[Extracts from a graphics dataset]
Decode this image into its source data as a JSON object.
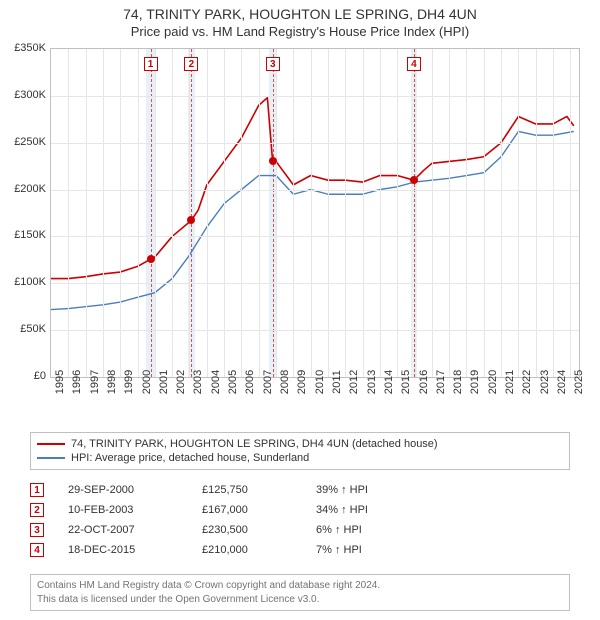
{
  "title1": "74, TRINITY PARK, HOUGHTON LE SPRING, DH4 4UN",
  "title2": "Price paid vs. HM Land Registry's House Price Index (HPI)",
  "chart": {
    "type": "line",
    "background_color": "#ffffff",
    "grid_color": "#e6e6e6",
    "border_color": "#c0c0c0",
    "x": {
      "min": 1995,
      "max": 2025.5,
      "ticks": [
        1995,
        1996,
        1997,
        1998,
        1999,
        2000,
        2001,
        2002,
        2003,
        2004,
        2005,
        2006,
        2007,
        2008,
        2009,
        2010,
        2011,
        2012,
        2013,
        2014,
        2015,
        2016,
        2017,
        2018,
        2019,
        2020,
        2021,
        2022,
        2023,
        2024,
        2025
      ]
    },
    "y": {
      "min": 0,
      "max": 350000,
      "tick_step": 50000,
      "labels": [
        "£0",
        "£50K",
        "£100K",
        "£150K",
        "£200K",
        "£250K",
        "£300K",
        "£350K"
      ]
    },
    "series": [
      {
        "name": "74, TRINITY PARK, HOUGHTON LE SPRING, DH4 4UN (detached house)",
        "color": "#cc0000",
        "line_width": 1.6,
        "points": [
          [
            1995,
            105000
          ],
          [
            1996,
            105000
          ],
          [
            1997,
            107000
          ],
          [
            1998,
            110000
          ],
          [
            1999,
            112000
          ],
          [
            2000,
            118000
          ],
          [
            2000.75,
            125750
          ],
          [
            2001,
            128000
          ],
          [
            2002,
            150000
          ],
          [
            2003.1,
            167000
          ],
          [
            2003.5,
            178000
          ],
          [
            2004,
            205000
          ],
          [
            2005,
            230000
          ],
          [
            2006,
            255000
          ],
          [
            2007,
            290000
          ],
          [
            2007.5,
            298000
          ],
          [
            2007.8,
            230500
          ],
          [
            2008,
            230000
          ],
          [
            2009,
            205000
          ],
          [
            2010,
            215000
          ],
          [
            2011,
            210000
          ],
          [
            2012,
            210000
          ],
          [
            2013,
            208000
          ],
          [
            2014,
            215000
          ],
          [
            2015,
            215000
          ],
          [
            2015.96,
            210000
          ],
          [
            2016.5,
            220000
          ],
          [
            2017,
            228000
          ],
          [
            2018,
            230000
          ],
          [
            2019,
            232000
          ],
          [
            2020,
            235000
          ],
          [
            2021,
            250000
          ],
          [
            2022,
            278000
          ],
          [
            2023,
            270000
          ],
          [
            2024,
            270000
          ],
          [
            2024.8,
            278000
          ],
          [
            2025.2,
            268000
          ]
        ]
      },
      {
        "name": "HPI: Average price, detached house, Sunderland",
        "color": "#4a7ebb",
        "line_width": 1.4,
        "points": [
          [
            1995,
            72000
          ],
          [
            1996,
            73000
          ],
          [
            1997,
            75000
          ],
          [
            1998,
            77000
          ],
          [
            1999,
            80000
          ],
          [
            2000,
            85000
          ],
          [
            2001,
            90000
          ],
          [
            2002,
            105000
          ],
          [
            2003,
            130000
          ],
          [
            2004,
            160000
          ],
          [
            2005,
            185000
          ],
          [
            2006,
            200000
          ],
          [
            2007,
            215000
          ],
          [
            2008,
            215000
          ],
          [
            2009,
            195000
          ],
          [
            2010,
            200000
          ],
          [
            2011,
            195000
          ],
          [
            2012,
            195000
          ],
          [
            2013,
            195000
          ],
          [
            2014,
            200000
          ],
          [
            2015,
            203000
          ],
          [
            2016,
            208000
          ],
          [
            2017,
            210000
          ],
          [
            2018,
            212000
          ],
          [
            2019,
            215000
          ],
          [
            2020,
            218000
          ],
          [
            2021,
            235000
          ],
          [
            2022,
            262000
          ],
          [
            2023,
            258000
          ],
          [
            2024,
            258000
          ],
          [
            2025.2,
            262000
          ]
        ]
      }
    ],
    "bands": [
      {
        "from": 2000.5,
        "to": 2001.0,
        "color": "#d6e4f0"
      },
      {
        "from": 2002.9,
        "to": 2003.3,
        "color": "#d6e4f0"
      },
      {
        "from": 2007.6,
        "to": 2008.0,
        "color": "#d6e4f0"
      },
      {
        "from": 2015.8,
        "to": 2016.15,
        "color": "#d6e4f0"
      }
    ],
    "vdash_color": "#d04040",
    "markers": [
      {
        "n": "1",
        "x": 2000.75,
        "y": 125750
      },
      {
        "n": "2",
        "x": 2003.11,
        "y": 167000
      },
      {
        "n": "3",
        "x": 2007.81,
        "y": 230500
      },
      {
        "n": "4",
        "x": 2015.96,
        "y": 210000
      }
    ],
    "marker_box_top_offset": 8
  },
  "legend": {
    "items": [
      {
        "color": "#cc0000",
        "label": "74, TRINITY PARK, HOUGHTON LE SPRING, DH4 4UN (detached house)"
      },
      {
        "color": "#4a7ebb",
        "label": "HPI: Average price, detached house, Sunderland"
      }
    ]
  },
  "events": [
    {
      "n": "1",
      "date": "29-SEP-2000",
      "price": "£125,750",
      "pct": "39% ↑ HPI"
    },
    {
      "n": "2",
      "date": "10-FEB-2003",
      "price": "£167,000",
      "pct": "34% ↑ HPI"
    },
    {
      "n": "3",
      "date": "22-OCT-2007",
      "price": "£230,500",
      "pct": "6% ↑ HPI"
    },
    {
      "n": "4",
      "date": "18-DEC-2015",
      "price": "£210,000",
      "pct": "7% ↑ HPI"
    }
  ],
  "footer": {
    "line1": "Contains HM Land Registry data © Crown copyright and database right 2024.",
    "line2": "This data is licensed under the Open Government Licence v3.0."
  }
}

▸ **What you should do**
Looking at the records above, report how many lines contain the word "detached". Answer with the number only.

▸ **Completed task**
4